◆ **Written task**:
Take the material below and retype it in full; pictures are left out.
□ □ □ □
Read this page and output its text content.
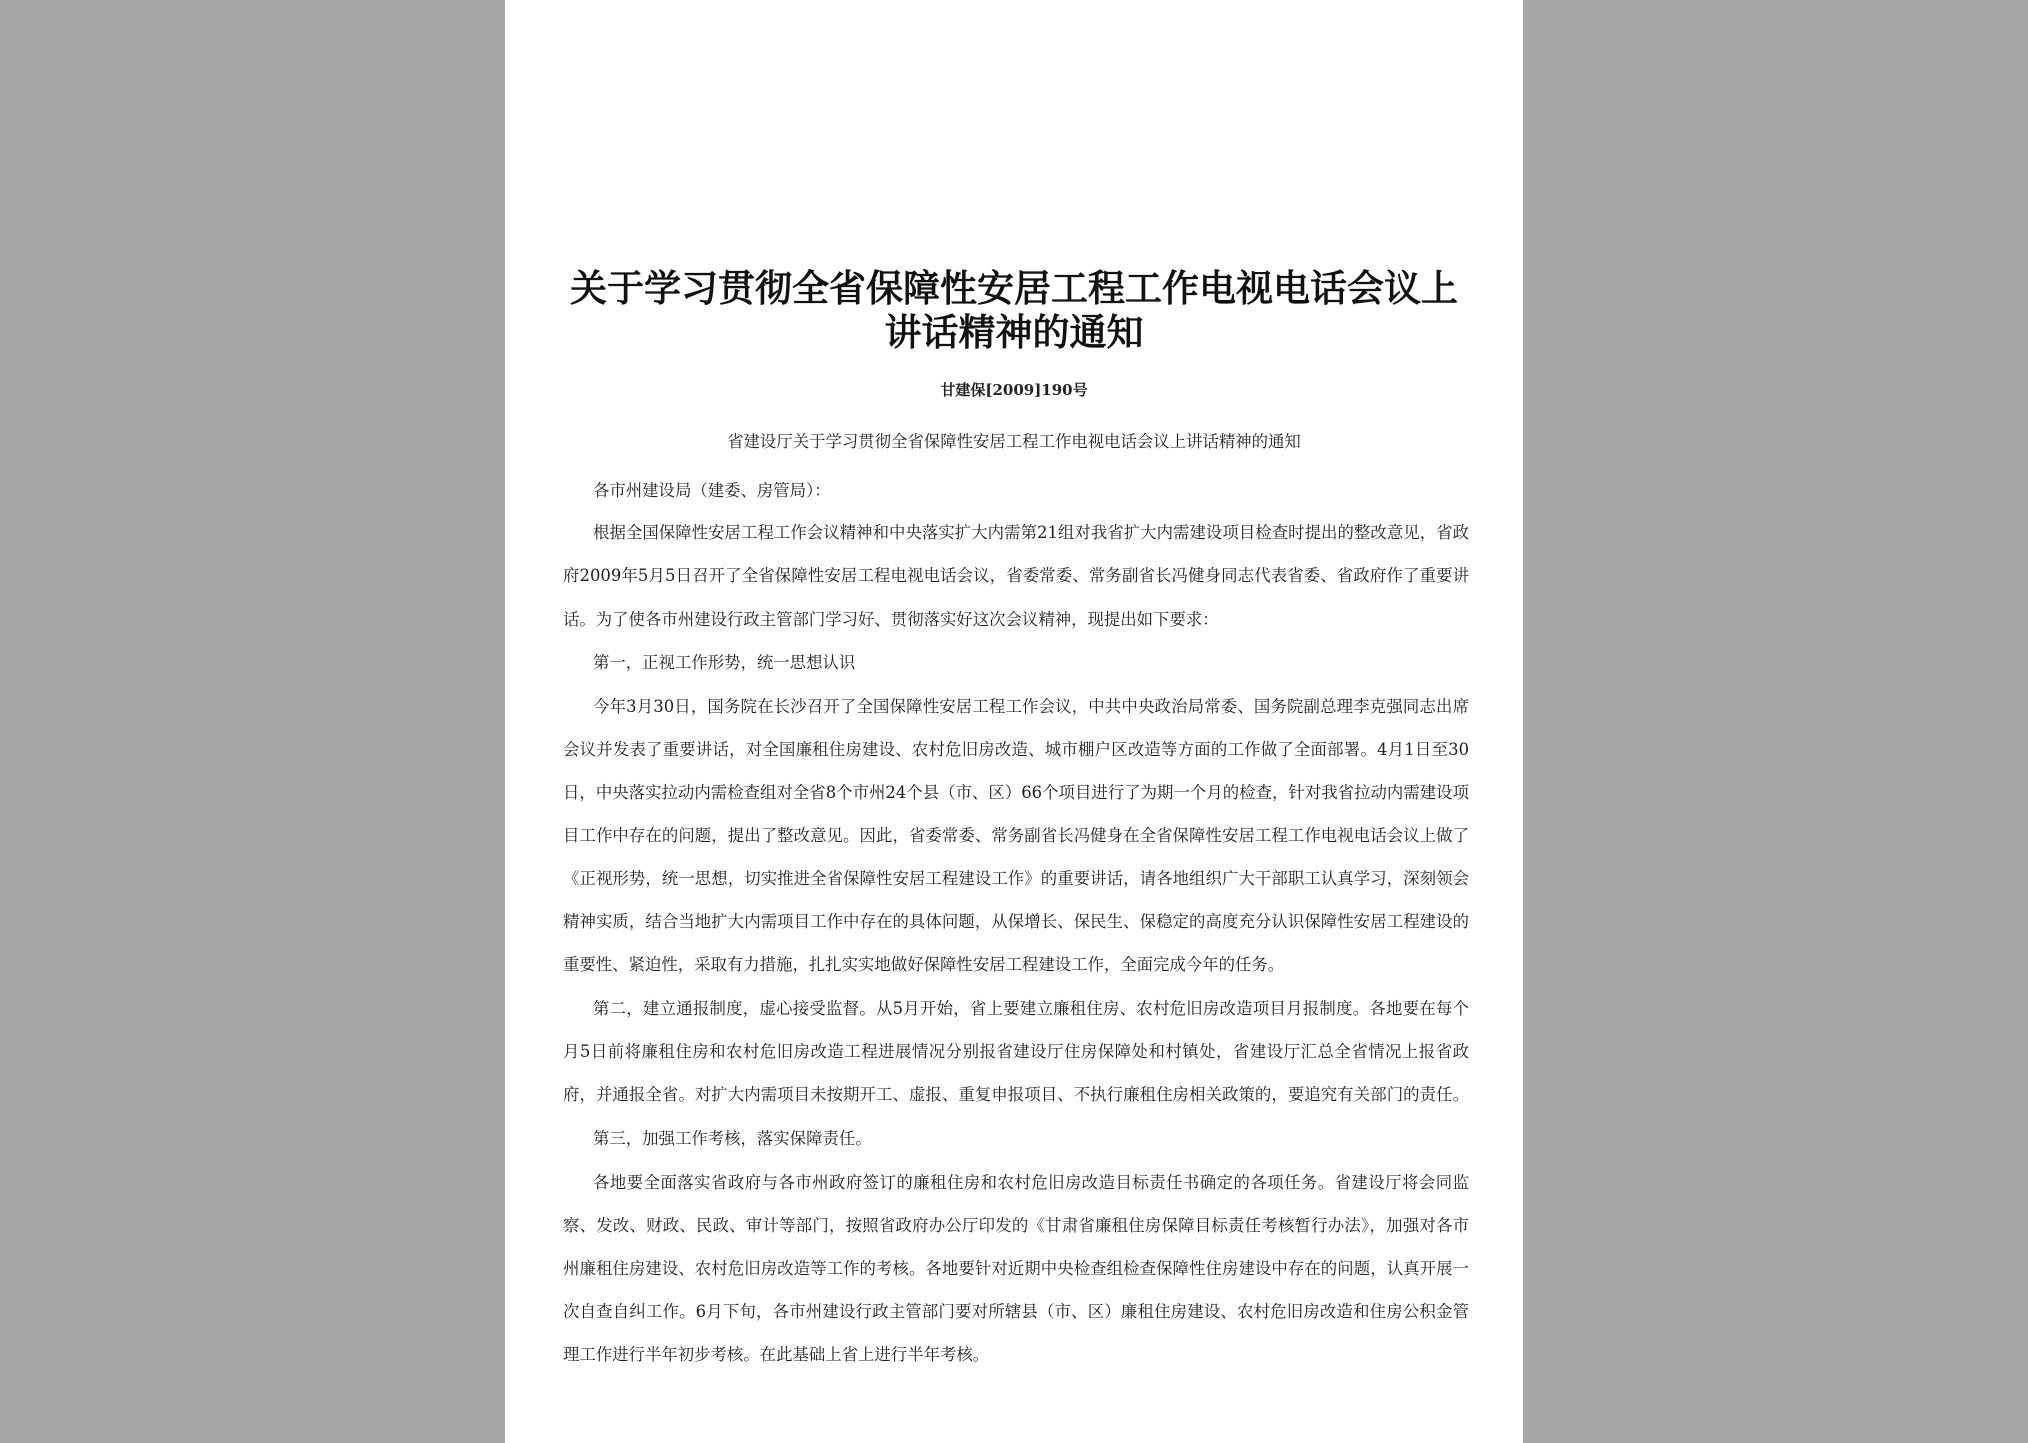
关于学习贯彻全省保障性安居工程工作电视电话会议上
讲话精神的通知
甘建保[2009]190号
省建设厅关于学习贯彻全省保障性安居工程工作电视电话会议上讲话精神的通知
各市州建设局（建委、房管局）：
根据全国保障性安居工程工作会议精神和中央落实扩大内需第21组对我省扩大内需建设项目检查时提出的整改意见，省政
府2009年5月5日召开了全省保障性安居工程电视电话会议，省委常委、常务副省长冯健身同志代表省委、省政府作了重要讲
话。为了使各市州建设行政主管部门学习好、贯彻落实好这次会议精神，现提出如下要求：
第一，正视工作形势，统一思想认识
今年3月30日，国务院在长沙召开了全国保障性安居工程工作会议，中共中央政治局常委、国务院副总理李克强同志出席
会议并发表了重要讲话，对全国廉租住房建设、农村危旧房改造、城市棚户区改造等方面的工作做了全面部署。4月1日至30
日，中央落实拉动内需检查组对全省8个市州24个县（市、区）66个项目进行了为期一个月的检查，针对我省拉动内需建设项
目工作中存在的问题，提出了整改意见。因此，省委常委、常务副省长冯健身在全省保障性安居工程工作电视电话会议上做了
《正视形势，统一思想，切实推进全省保障性安居工程建设工作》的重要讲话，请各地组织广大干部职工认真学习，深刻领会
精神实质，结合当地扩大内需项目工作中存在的具体问题，从保增长、保民生、保稳定的高度充分认识保障性安居工程建设的
重要性、紧迫性，采取有力措施，扎扎实实地做好保障性安居工程建设工作，全面完成今年的任务。
第二，建立通报制度，虚心接受监督。从5月开始，省上要建立廉租住房、农村危旧房改造项目月报制度。各地要在每个
月5日前将廉租住房和农村危旧房改造工程进展情况分别报省建设厅住房保障处和村镇处，省建设厅汇总全省情况上报省政
府，并通报全省。对扩大内需项目未按期开工、虚报、重复申报项目、不执行廉租住房相关政策的，要追究有关部门的责任。
第三，加强工作考核，落实保障责任。
各地要全面落实省政府与各市州政府签订的廉租住房和农村危旧房改造目标责任书确定的各项任务。省建设厅将会同监
察、发改、财政、民政、审计等部门，按照省政府办公厅印发的《甘肃省廉租住房保障目标责任考核暂行办法》，加强对各市
州廉租住房建设、农村危旧房改造等工作的考核。各地要针对近期中央检查组检查保障性住房建设中存在的问题，认真开展一
次自查自纠工作。6月下旬，各市州建设行政主管部门要对所辖县（市、区）廉租住房建设、农村危旧房改造和住房公积金管
理工作进行半年初步考核。在此基础上省上进行半年考核。
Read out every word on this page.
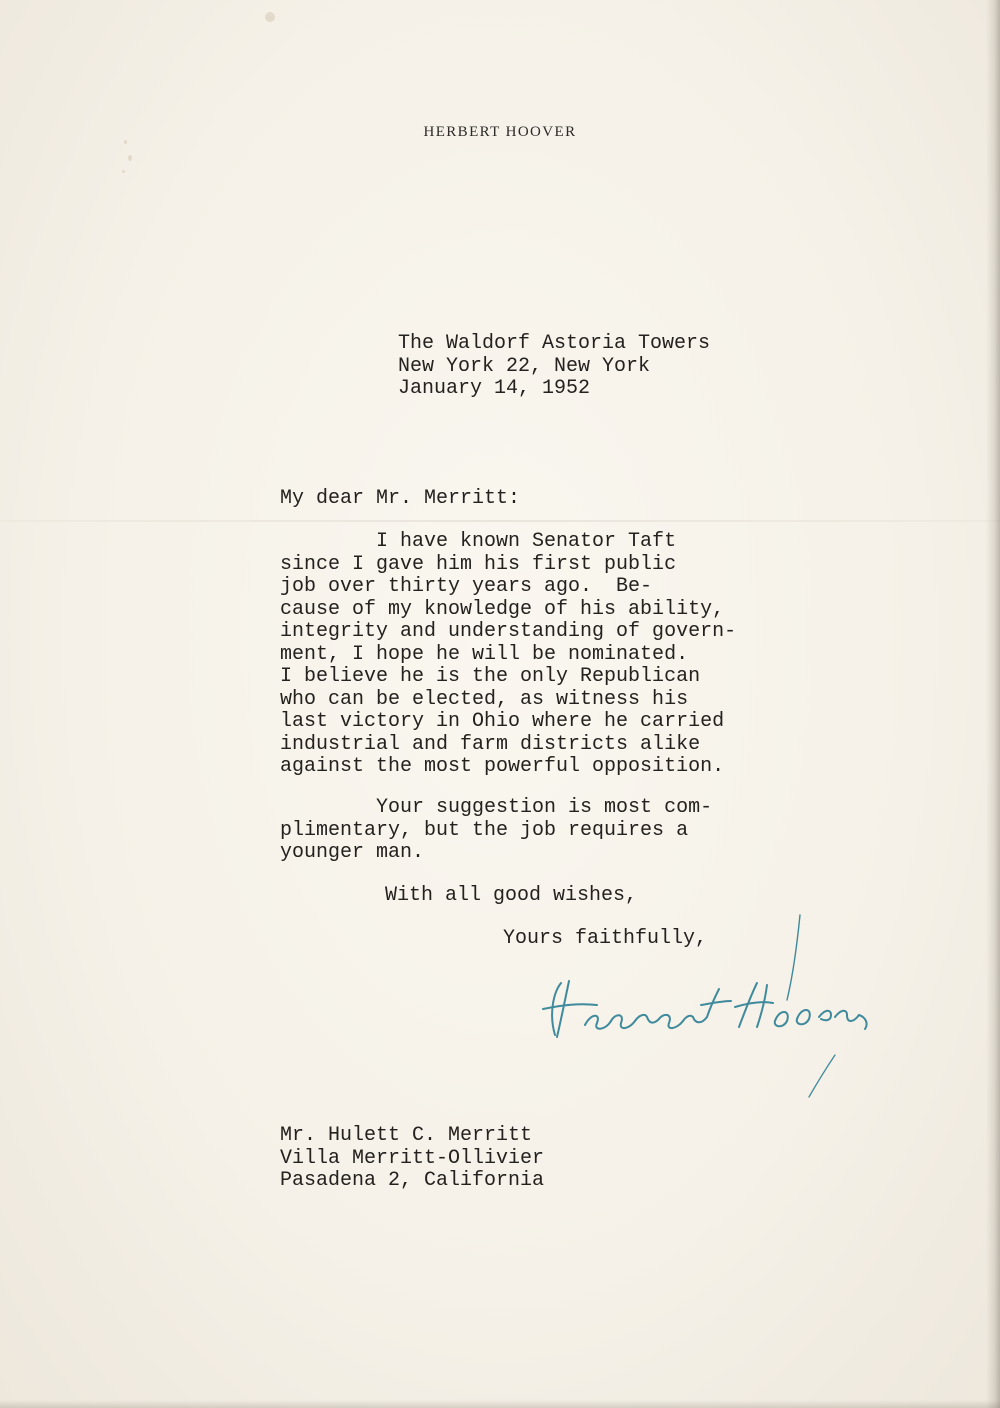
HERBERT HOOVER
The Waldorf Astoria Towers
New York 22, New York
January 14, 1952
My dear Mr. Merritt:
I have known Senator Taft
since I gave him his first public
job over thirty years ago.  Be-
cause of my knowledge of his ability,
integrity and understanding of govern-
ment, I hope he will be nominated.
I believe he is the only Republican
who can be elected, as witness his
last victory in Ohio where he carried
industrial and farm districts alike
against the most powerful opposition.
Your suggestion is most com-
plimentary, but the job requires a
younger man.
With all good wishes,
Yours faithfully,
Mr. Hulett C. Merritt
Villa Merritt-Ollivier
Pasadena 2, California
□ □ □ □
◆ **Full output**:
Read this page and output its text content.
关于学习贯彻全省保障性安居工程工作电视电话会议上
讲话精神的通知
甘建保[2009]190号
省建设厅关于学习贯彻全省保障性安居工程工作电视电话会议上讲话精神的通知
各市州建设局（建委、房管局）：
根据全国保障性安居工程工作会议精神和中央落实扩大内需第21组对我省扩大内需建设项目检查时提出的整改意见，省政
府2009年5月5日召开了全省保障性安居工程电视电话会议，省委常委、常务副省长冯健身同志代表省委、省政府作了重要讲
话。为了使各市州建设行政主管部门学习好、贯彻落实好这次会议精神，现提出如下要求：
第一，正视工作形势，统一思想认识
今年3月30日，国务院在长沙召开了全国保障性安居工程工作会议，中共中央政治局常委、国务院副总理李克强同志出席
会议并发表了重要讲话，对全国廉租住房建设、农村危旧房改造、城市棚户区改造等方面的工作做了全面部署。4月1日至30
日，中央落实拉动内需检查组对全省8个市州24个县（市、区）66个项目进行了为期一个月的检查，针对我省拉动内需建设项
目工作中存在的问题，提出了整改意见。因此，省委常委、常务副省长冯健身在全省保障性安居工程工作电视电话会议上做了
《正视形势，统一思想，切实推进全省保障性安居工程建设工作》的重要讲话，请各地组织广大干部职工认真学习，深刻领会
精神实质，结合当地扩大内需项目工作中存在的具体问题，从保增长、保民生、保稳定的高度充分认识保障性安居工程建设的
重要性、紧迫性，采取有力措施，扎扎实实地做好保障性安居工程建设工作，全面完成今年的任务。
第二，建立通报制度，虚心接受监督。从5月开始，省上要建立廉租住房、农村危旧房改造项目月报制度。各地要在每个
月5日前将廉租住房和农村危旧房改造工程进展情况分别报省建设厅住房保障处和村镇处，省建设厅汇总全省情况上报省政
府，并通报全省。对扩大内需项目未按期开工、虚报、重复申报项目、不执行廉租住房相关政策的，要追究有关部门的责任。
第三，加强工作考核，落实保障责任。
各地要全面落实省政府与各市州政府签订的廉租住房和农村危旧房改造目标责任书确定的各项任务。省建设厅将会同监
察、发改、财政、民政、审计等部门，按照省政府办公厅印发的《甘肃省廉租住房保障目标责任考核暂行办法》，加强对各市
州廉租住房建设、农村危旧房改造等工作的考核。各地要针对近期中央检查组检查保障性住房建设中存在的问题，认真开展一
次自查自纠工作。6月下旬，各市州建设行政主管部门要对所辖县（市、区）廉租住房建设、农村危旧房改造和住房公积金管
理工作进行半年初步考核。在此基础上省上进行半年考核。
Read out every word on this page.
HERBERT HOOVER
The Waldorf Astoria Towers
New York 22, New York
January 14, 1952
My dear Mr. Merritt:
I have known Senator Taft
since I gave him his first public
job over thirty years ago.  Be-
cause of my knowledge of his ability,
integrity and understanding of govern-
ment, I hope he will be nominated.
I believe he is the only Republican
who can be elected, as witness his
last victory in Ohio where he carried
industrial and farm districts alike
against the most powerful opposition.
Your suggestion is most com-
plimentary, but the job requires a
younger man.
With all good wishes,
Yours faithfully,
Mr. Hulett C. Merritt
Villa Merritt-Ollivier
Pasadena 2, California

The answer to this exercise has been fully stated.